__PROBLEM DESCRIPTION__. In the listing below, locate the lines that hold "Kanibalismo" and copy them.

————

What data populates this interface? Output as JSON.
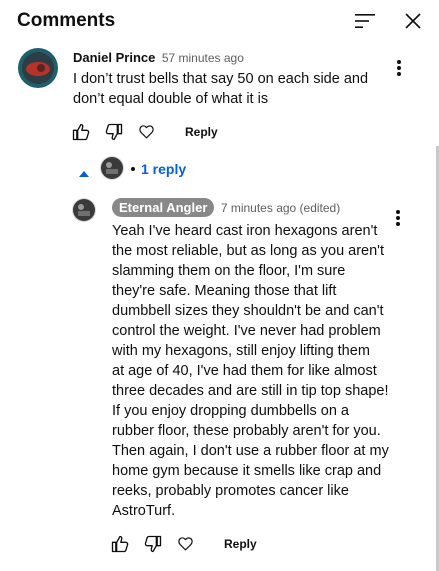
{
  "panel": {
    "title": "Comments",
    "sort_icon": "sort-icon",
    "close_icon": "close-icon"
  },
  "comment": {
    "author": "Daniel Prince",
    "time": "57 minutes ago",
    "text_lines": [
      "I don’t trust bells that say 50 on each side and",
      "don’t equal double of what it is"
    ],
    "reply_label": "Reply",
    "replies_label": "1 reply"
  },
  "reply": {
    "author": "Eternal Angler",
    "time": "7 minutes ago (edited)",
    "text_lines": [
      "Yeah I've heard cast iron hexagons aren't",
      "the most reliable, but as long as you aren't",
      "slamming them on the floor, I'm sure",
      "they're safe.  Meaning those that lift",
      "dumbbell sizes they shouldn't be and can't",
      "control the weight.  I've never had problem",
      "with my hexagons, still enjoy lifting them",
      "at age of 40, I've had them for like almost",
      "three decades and are still in tip top shape!",
      "If you enjoy dropping dumbbells on a",
      "rubber floor, these probably aren't for you.",
      "Then again, I don't use a rubber floor at my",
      "home gym because it smells like crap and",
      "reeks, probably promotes cancer like",
      "AstroTurf."
    ],
    "reply_label": "Reply"
  },
  "colors": {
    "link_blue": "#065fd4",
    "badge_gray": "#888888",
    "text": "#0f0f0f",
    "muted": "#606060"
  }
}
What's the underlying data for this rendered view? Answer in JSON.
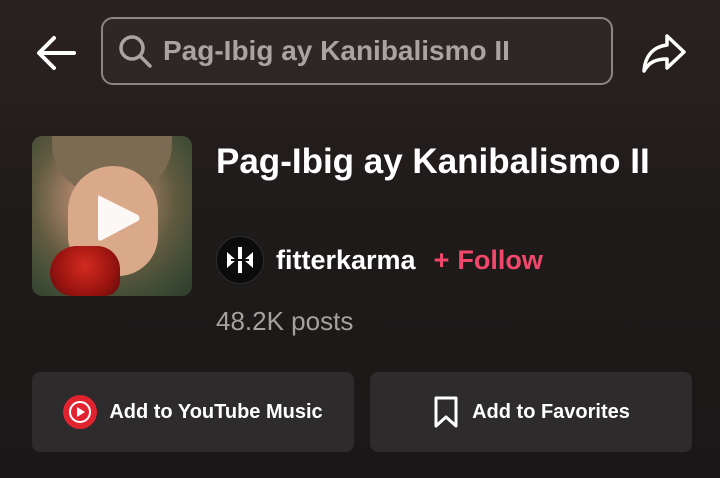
{
  "search": {
    "value": "Pag-Ibig ay Kanibalismo II",
    "icon": "search-icon"
  },
  "nav": {
    "back_icon": "arrow-left-icon",
    "share_icon": "share-icon"
  },
  "track": {
    "title": "Pag-Ibig ay Kanibalismo II",
    "artist": "fitterkarma",
    "follow_label": "Follow",
    "follow_prefix": "+",
    "posts": "48.2K posts"
  },
  "actions": {
    "youtube_music_label": "Add to YouTube Music",
    "favorites_label": "Add to Favorites"
  },
  "colors": {
    "accent": "#f0476b",
    "youtube_red": "#e0232e",
    "button_bg": "#2d2b2b",
    "muted_text": "#a4a19f"
  }
}
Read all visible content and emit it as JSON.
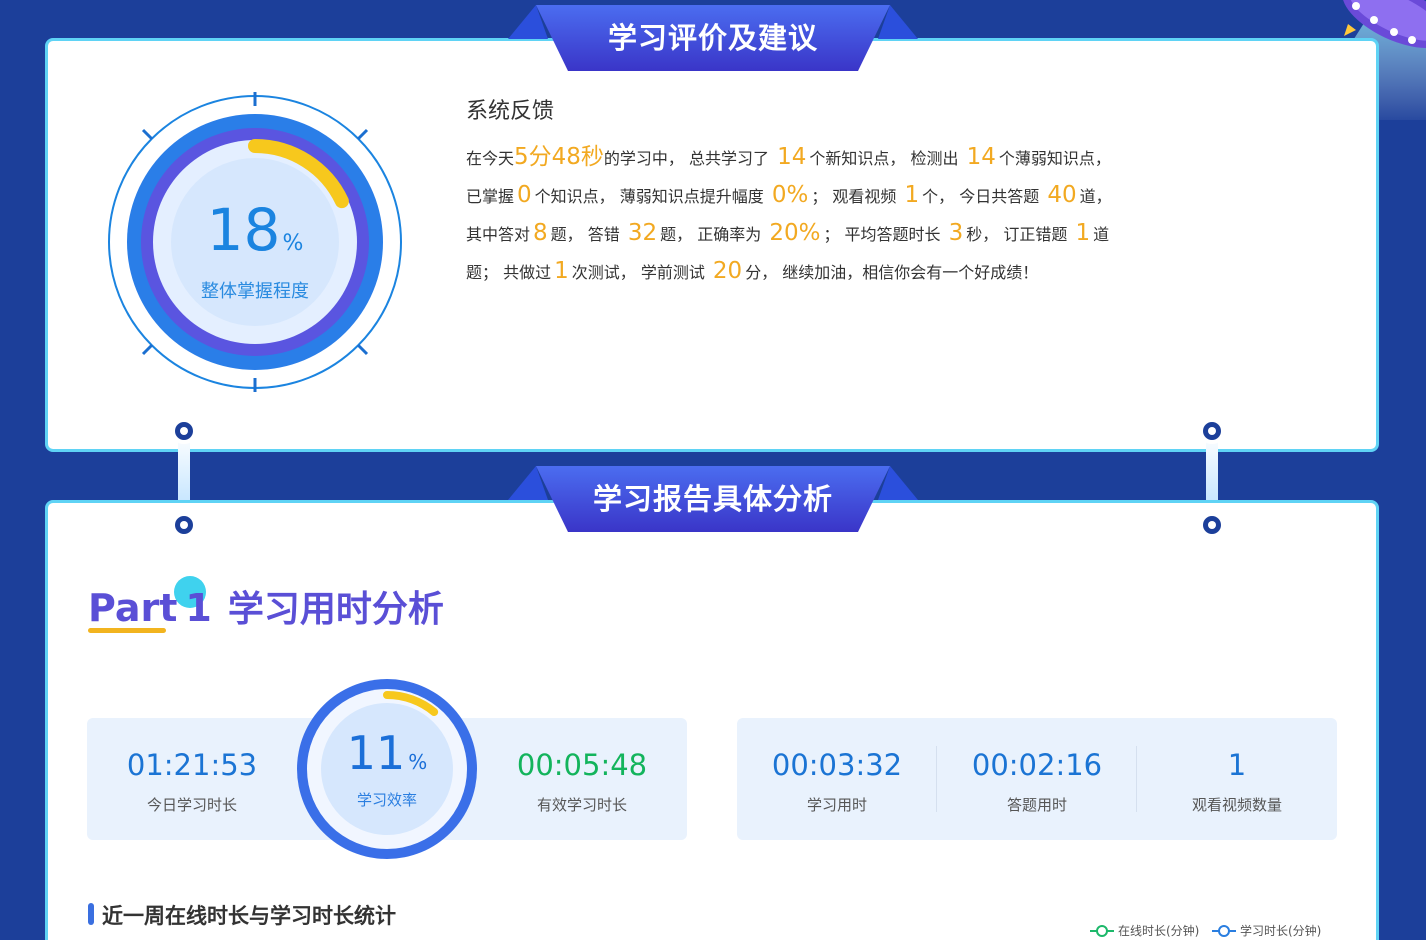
{
  "section1": {
    "ribbon_title": "学习评价及建议",
    "gauge": {
      "value": "18",
      "unit": "%",
      "label": "整体掌握程度",
      "fraction": 0.18
    },
    "feedback": {
      "title": "系统反馈",
      "t1": "在今天",
      "study_time": "5分48秒",
      "t2": "的学习中， 总共学习了",
      "new_points": "14",
      "t3": "个新知识点， 检测出",
      "weak_points": "14",
      "t4": "个薄弱知识点，",
      "t5": "已掌握",
      "mastered": "0",
      "t6": "个知识点， 薄弱知识点提升幅度",
      "improve": "0%",
      "t7": "； 观看视频",
      "videos": "1",
      "t8": "个， 今日共答题",
      "answered": "40",
      "t9": "道，",
      "t10": "其中答对",
      "correct": "8",
      "t11": "题， 答错",
      "wrong": "32",
      "t12": "题， 正确率为",
      "accuracy": "20%",
      "t13": "； 平均答题时长",
      "avg_time": "3",
      "t14": "秒， 订正错题",
      "corrected": "1",
      "t15": "道",
      "t16": "题； 共做过",
      "tests": "1",
      "t17": "次测试， 学前测试",
      "pretest": "20",
      "t18": "分， 继续加油，相信你会有一个好成绩！"
    }
  },
  "section2": {
    "ribbon_title": "学习报告具体分析",
    "part": {
      "word": "Part",
      "num": "1",
      "heading": "学习用时分析"
    },
    "left_stats": {
      "today": {
        "value": "01:21:53",
        "label": "今日学习时长"
      },
      "efficiency": {
        "value": "11",
        "unit": "%",
        "label": "学习效率",
        "fraction": 0.11
      },
      "effective": {
        "value": "00:05:48",
        "label": "有效学习时长"
      }
    },
    "right_stats": [
      {
        "value": "00:03:32",
        "label": "学习用时"
      },
      {
        "value": "00:02:16",
        "label": "答题用时"
      },
      {
        "value": "1",
        "label": "观看视频数量"
      }
    ],
    "week": {
      "title": "近一周在线时长与学习时长统计",
      "legend": [
        {
          "label": "在线时长(分钟)",
          "color": "#1cb86a"
        },
        {
          "label": "学习时长(分钟)",
          "color": "#2a7ee0"
        }
      ]
    }
  },
  "colors": {
    "background": "#1c3f9a",
    "accent_gold": "#f2a921",
    "blue": "#1b84e0",
    "purple": "#5a4fd6",
    "green": "#13b45c"
  }
}
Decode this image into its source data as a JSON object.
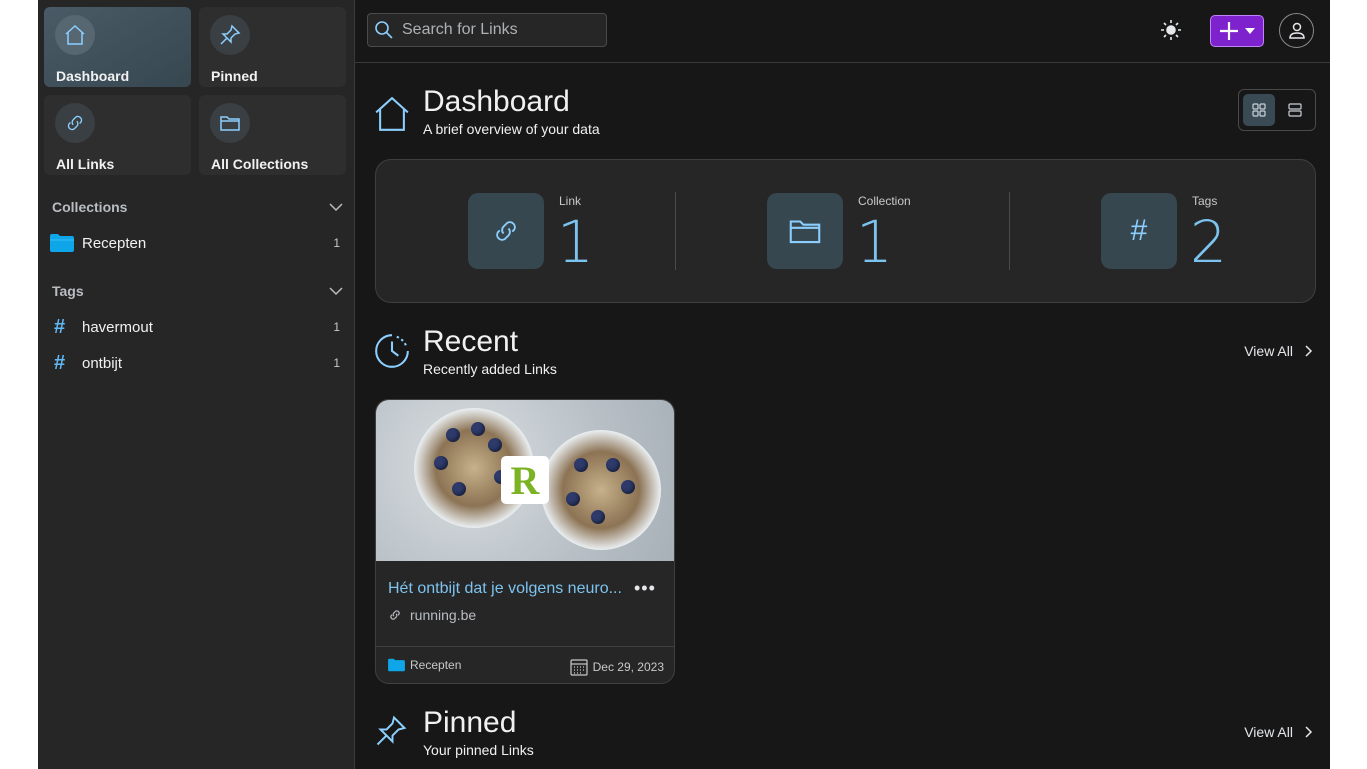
{
  "sidebar": {
    "tiles": [
      {
        "label": "Dashboard",
        "icon": "home-icon",
        "active": true
      },
      {
        "label": "Pinned",
        "icon": "pin-icon",
        "active": false
      },
      {
        "label": "All Links",
        "icon": "link-icon",
        "active": false
      },
      {
        "label": "All Collections",
        "icon": "folder-icon",
        "active": false
      }
    ],
    "collections": {
      "title": "Collections",
      "items": [
        {
          "name": "Recepten",
          "count": "1",
          "color": "#0ea5e9"
        }
      ]
    },
    "tags": {
      "title": "Tags",
      "items": [
        {
          "name": "havermout",
          "count": "1"
        },
        {
          "name": "ontbijt",
          "count": "1"
        }
      ]
    }
  },
  "topbar": {
    "search_placeholder": "Search for Links",
    "add_button_color": "#7e22ce"
  },
  "dashboard": {
    "title": "Dashboard",
    "subtitle": "A brief overview of your data",
    "view_modes": [
      "grid",
      "list"
    ],
    "active_view": "grid"
  },
  "stats": [
    {
      "label": "Link",
      "value": "1",
      "icon": "link-icon"
    },
    {
      "label": "Collection",
      "value": "1",
      "icon": "folder-icon"
    },
    {
      "label": "Tags",
      "value": "2",
      "icon": "hash-icon",
      "glyph": "#"
    }
  ],
  "recent": {
    "title": "Recent",
    "subtitle": "Recently added Links",
    "view_all": "View All",
    "links": [
      {
        "title": "Hét ontbijt dat je volgens neuro...",
        "url": "running.be",
        "logo_letter": "R",
        "collection": "Recepten",
        "date": "Dec 29, 2023",
        "menu": "•••"
      }
    ]
  },
  "pinned": {
    "title": "Pinned",
    "subtitle": "Your pinned Links",
    "view_all": "View All"
  },
  "colors": {
    "accent": "#7cc3ef",
    "background": "#171717",
    "panel": "#262626"
  }
}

————

__IN RESPONSE__.
    "value": "Pag-Ibig ay Kanibalismo II",
    "title": "Pag-Ibig ay Kanibalismo II",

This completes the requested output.